JOB -
Find the lines that hold "name". Report only how many there are.

MATERIAL FOR THE TASK -
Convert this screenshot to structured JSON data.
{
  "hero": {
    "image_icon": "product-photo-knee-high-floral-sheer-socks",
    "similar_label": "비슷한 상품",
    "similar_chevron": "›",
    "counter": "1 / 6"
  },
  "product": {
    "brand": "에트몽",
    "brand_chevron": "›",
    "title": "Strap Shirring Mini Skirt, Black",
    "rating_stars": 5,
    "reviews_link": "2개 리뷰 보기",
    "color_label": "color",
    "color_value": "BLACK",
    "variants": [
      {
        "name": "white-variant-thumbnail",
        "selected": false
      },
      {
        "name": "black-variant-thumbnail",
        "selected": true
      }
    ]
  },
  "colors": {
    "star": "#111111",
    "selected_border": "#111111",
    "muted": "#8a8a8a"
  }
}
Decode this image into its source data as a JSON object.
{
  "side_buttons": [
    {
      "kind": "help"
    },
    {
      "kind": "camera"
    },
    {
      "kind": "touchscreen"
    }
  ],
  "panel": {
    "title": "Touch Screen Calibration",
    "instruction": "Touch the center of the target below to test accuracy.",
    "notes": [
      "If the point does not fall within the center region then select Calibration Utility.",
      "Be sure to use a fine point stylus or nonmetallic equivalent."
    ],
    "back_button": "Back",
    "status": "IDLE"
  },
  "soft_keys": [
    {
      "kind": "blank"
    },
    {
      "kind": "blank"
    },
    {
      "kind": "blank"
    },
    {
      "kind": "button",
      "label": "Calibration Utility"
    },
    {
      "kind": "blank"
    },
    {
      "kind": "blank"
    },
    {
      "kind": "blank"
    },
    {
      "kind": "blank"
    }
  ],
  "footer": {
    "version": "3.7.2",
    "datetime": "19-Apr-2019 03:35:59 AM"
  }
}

RESULT OF THIS TASK -
2